— BEGIN —
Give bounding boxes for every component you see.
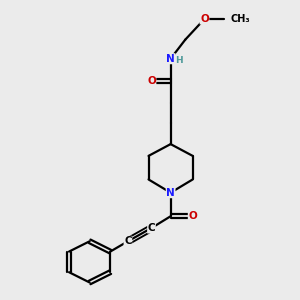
Text: C: C bbox=[124, 236, 132, 246]
Text: N: N bbox=[166, 54, 175, 64]
Text: O: O bbox=[147, 76, 156, 86]
Text: C: C bbox=[148, 223, 155, 233]
Text: O: O bbox=[200, 14, 209, 24]
Text: CH₃: CH₃ bbox=[230, 14, 250, 24]
Text: N: N bbox=[166, 188, 175, 198]
Text: O: O bbox=[188, 211, 197, 221]
Text: H: H bbox=[175, 56, 183, 65]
— END —
Reproduce the listing above line for line, with every character unchanged, and leave out the picture.

(Response to the task):
Give bounding boxes for every component you see.
Text: C: C bbox=[124, 236, 132, 246]
Text: N: N bbox=[166, 54, 175, 64]
Text: O: O bbox=[147, 76, 156, 86]
Text: C: C bbox=[148, 223, 155, 233]
Text: O: O bbox=[200, 14, 209, 24]
Text: CH₃: CH₃ bbox=[230, 14, 250, 24]
Text: N: N bbox=[166, 188, 175, 198]
Text: O: O bbox=[188, 211, 197, 221]
Text: H: H bbox=[175, 56, 183, 65]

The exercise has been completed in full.